**Data to process:**

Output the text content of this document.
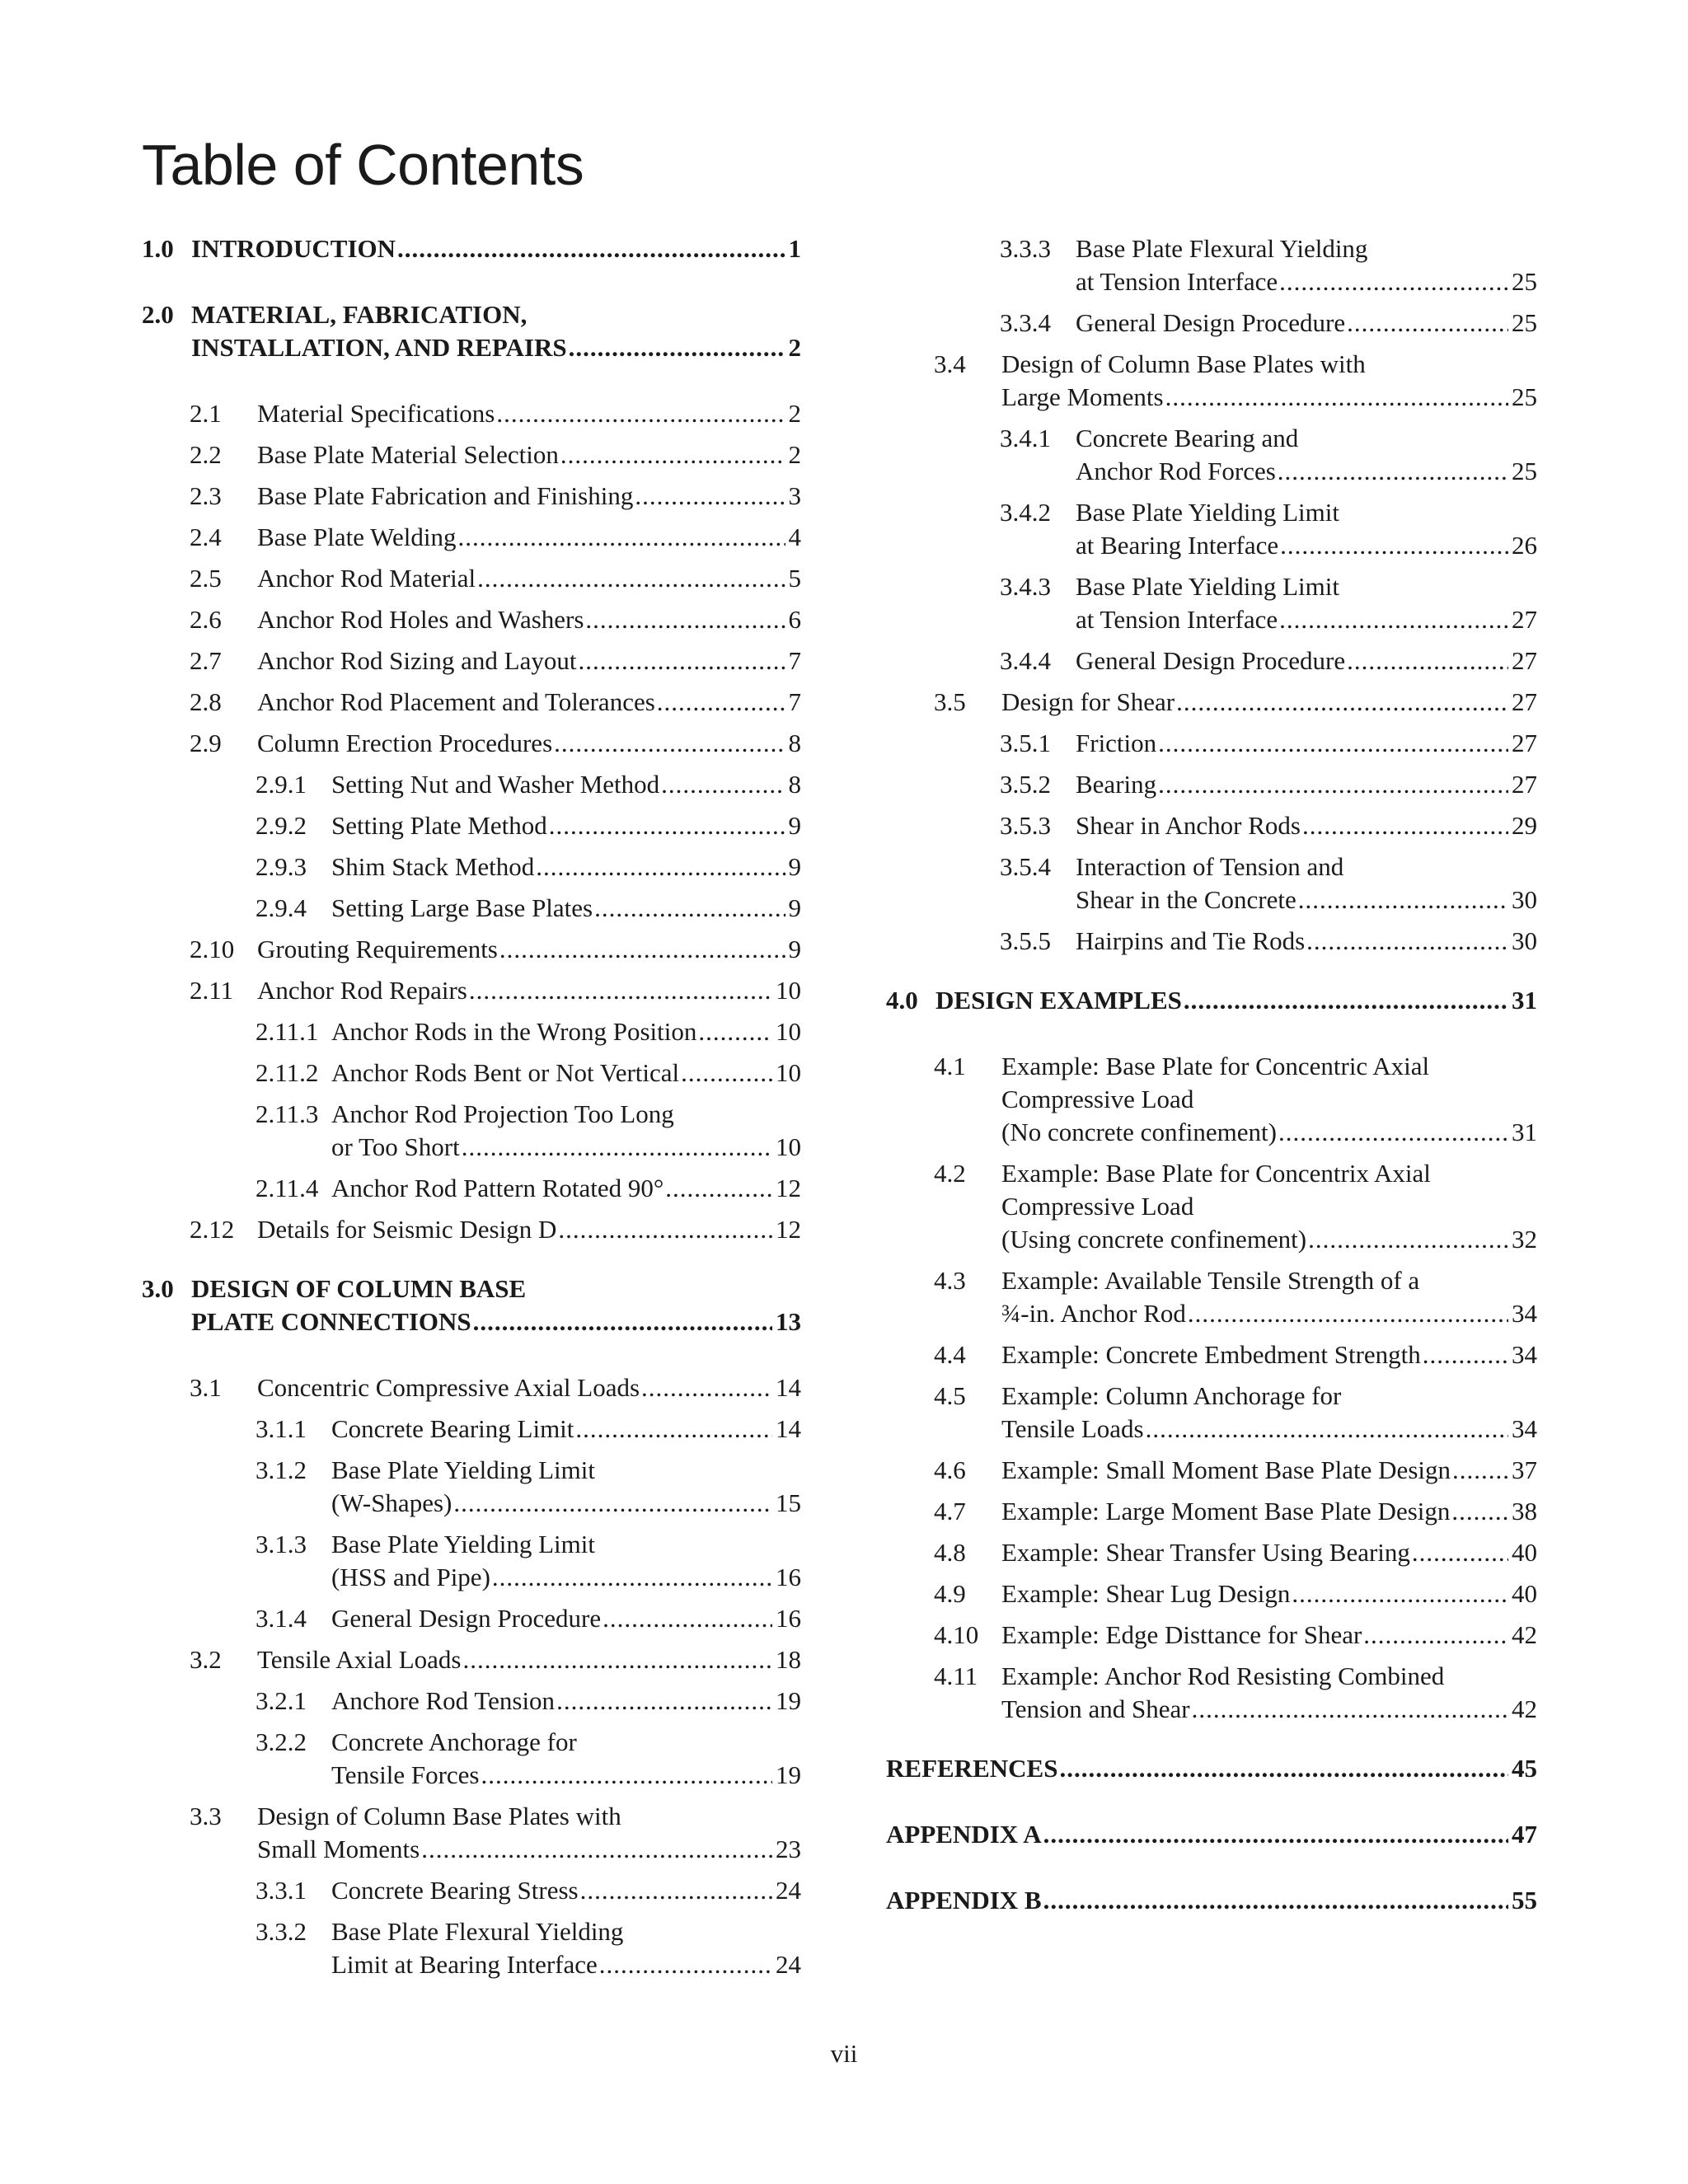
Table of Contents
1.0 INTRODUCTION .....	1
2.0 MATERIAL, FABRICATION,
INSTALLATION, AND REPAIRS .....	2
2.1 Material Specifications .....	2
2.2 Base Plate Material Selection .....	2
2.3 Base Plate Fabrication and Finishing .....	3
2.4 Base Plate Welding .....	4
2.5 Anchor Rod Material .....	5
2.6 Anchor Rod Holes and Washers .....	6
2.7 Anchor Rod Sizing and Layout .....	7
2.8 Anchor Rod Placement and Tolerances .....	7
2.9 Column Erection Procedures .....	8
2.9.1 Setting Nut and Washer Method .....	8
2.9.2 Setting Plate Method .....	9
2.9.3 Shim Stack Method .....	9
2.9.4 Setting Large Base Plates .....	9
2.10 Grouting Requirements .....	9
2.11 Anchor Rod Repairs .....	10
2.11.1 Anchor Rods in the Wrong Position .....	10
2.11.2 Anchor Rods Bent or Not Vertical .....	10
2.11.3 Anchor Rod Projection Too Long
or Too Short .....	10
2.11.4 Anchor Rod Pattern Rotated 90° .....	12
2.12 Details for Seismic Design D .....	12
3.0 DESIGN OF COLUMN BASE
PLATE CONNECTIONS .....	13
3.1 Concentric Compressive Axial Loads .....	14
3.1.1 Concrete Bearing Limit .....	14
3.1.2 Base Plate Yielding Limit
(W-Shapes) .....	15
3.1.3 Base Plate Yielding Limit
(HSS and Pipe) .....	16
3.1.4 General Design Procedure .....	16
3.2 Tensile Axial Loads .....	18
3.2.1 Anchore Rod Tension .....	19
3.2.2 Concrete Anchorage for
Tensile Forces .....	19
3.3 Design of Column Base Plates with
Small Moments .....	23
3.3.1 Concrete Bearing Stress .....	24
3.3.2 Base Plate Flexural Yielding
Limit at Bearing Interface .....	24
3.3.3 Base Plate Flexural Yielding
at Tension Interface .....	25
3.3.4 General Design Procedure .....	25
3.4 Design of Column Base Plates with
Large Moments .....	25
3.4.1 Concrete Bearing and
Anchor Rod Forces .....	25
3.4.2 Base Plate Yielding Limit
at Bearing Interface .....	26
3.4.3 Base Plate Yielding Limit
at Tension Interface .....	27
3.4.4 General Design Procedure .....	27
3.5 Design for Shear .....	27
3.5.1 Friction .....	27
3.5.2 Bearing .....	27
3.5.3 Shear in Anchor Rods .....	29
3.5.4 Interaction of Tension and
Shear in the Concrete .....	30
3.5.5 Hairpins and Tie Rods .....	30
4.0 DESIGN EXAMPLES .....	31
4.1 Example: Base Plate for Concentric Axial
Compressive Load
(No concrete confinement) .....	31
4.2 Example: Base Plate for Concentrix Axial
Compressive Load
(Using concrete confinement) .....	32
4.3 Example: Available Tensile Strength of a
¾-in. Anchor Rod .....	34
4.4 Example: Concrete Embedment Strength .....	34
4.5 Example: Column Anchorage for
Tensile Loads .....	34
4.6 Example: Small Moment Base Plate Design ..... 37
4.7 Example: Large Moment Base Plate Design ..... 38
4.8 Example: Shear Transfer Using Bearing .....	40
4.9 Example: Shear Lug Design .....	40
4.10 Example: Edge Disttance for Shear .....	42
4.11 Example: Anchor Rod Resisting Combined
Tension and Shear .....	42
REFERENCES .....	45
APPENDIX A .....	47
APPENDIX B .....	55
vii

**Direction:**
Copy the whole listing above word for word but do not carry over the pictures.

**Exercise solution:**
Output the text content of this document.
Table of Contents
1.0 INTRODUCTION .....	1
2.0 MATERIAL, FABRICATION,
INSTALLATION, AND REPAIRS .....	2
2.1 Material Specifications .....	2
2.2 Base Plate Material Selection .....	2
2.3 Base Plate Fabrication and Finishing .....	3
2.4 Base Plate Welding .....	4
2.5 Anchor Rod Material .....	5
2.6 Anchor Rod Holes and Washers .....	6
2.7 Anchor Rod Sizing and Layout .....	7
2.8 Anchor Rod Placement and Tolerances .....	7
2.9 Column Erection Procedures .....	8
2.9.1 Setting Nut and Washer Method .....	8
2.9.2 Setting Plate Method .....	9
2.9.3 Shim Stack Method .....	9
2.9.4 Setting Large Base Plates .....	9
2.10 Grouting Requirements .....	9
2.11 Anchor Rod Repairs .....	10
2.11.1 Anchor Rods in the Wrong Position .....	10
2.11.2 Anchor Rods Bent or Not Vertical .....	10
2.11.3 Anchor Rod Projection Too Long
or Too Short .....	10
2.11.4 Anchor Rod Pattern Rotated 90° .....	12
2.12 Details for Seismic Design D .....	12
3.0 DESIGN OF COLUMN BASE
PLATE CONNECTIONS .....	13
3.1 Concentric Compressive Axial Loads .....	14
3.1.1 Concrete Bearing Limit .....	14
3.1.2 Base Plate Yielding Limit
(W-Shapes) .....	15
3.1.3 Base Plate Yielding Limit
(HSS and Pipe) .....	16
3.1.4 General Design Procedure .....	16
3.2 Tensile Axial Loads .....	18
3.2.1 Anchore Rod Tension .....	19
3.2.2 Concrete Anchorage for
Tensile Forces .....	19
3.3 Design of Column Base Plates with
Small Moments .....	23
3.3.1 Concrete Bearing Stress .....	24
3.3.2 Base Plate Flexural Yielding
Limit at Bearing Interface .....	24
3.3.3 Base Plate Flexural Yielding
at Tension Interface .....	25
3.3.4 General Design Procedure .....	25
3.4 Design of Column Base Plates with
Large Moments .....	25
3.4.1 Concrete Bearing and
Anchor Rod Forces .....	25
3.4.2 Base Plate Yielding Limit
at Bearing Interface .....	26
3.4.3 Base Plate Yielding Limit
at Tension Interface .....	27
3.4.4 General Design Procedure .....	27
3.5 Design for Shear .....	27
3.5.1 Friction .....	27
3.5.2 Bearing .....	27
3.5.3 Shear in Anchor Rods .....	29
3.5.4 Interaction of Tension and
Shear in the Concrete .....	30
3.5.5 Hairpins and Tie Rods .....	30
4.0 DESIGN EXAMPLES .....	31
4.1 Example: Base Plate for Concentric Axial
Compressive Load
(No concrete confinement) .....	31
4.2 Example: Base Plate for Concentrix Axial
Compressive Load
(Using concrete confinement) .....	32
4.3 Example: Available Tensile Strength of a
¾-in. Anchor Rod .....	34
4.4 Example: Concrete Embedment Strength .....	34
4.5 Example: Column Anchorage for
Tensile Loads .....	34
4.6 Example: Small Moment Base Plate Design ..... 37
4.7 Example: Large Moment Base Plate Design ..... 38
4.8 Example: Shear Transfer Using Bearing .....	40
4.9 Example: Shear Lug Design .....	40
4.10 Example: Edge Disttance for Shear .....	42
4.11 Example: Anchor Rod Resisting Combined
Tension and Shear .....	42
REFERENCES .....	45
APPENDIX A .....	47
APPENDIX B .....	55
vii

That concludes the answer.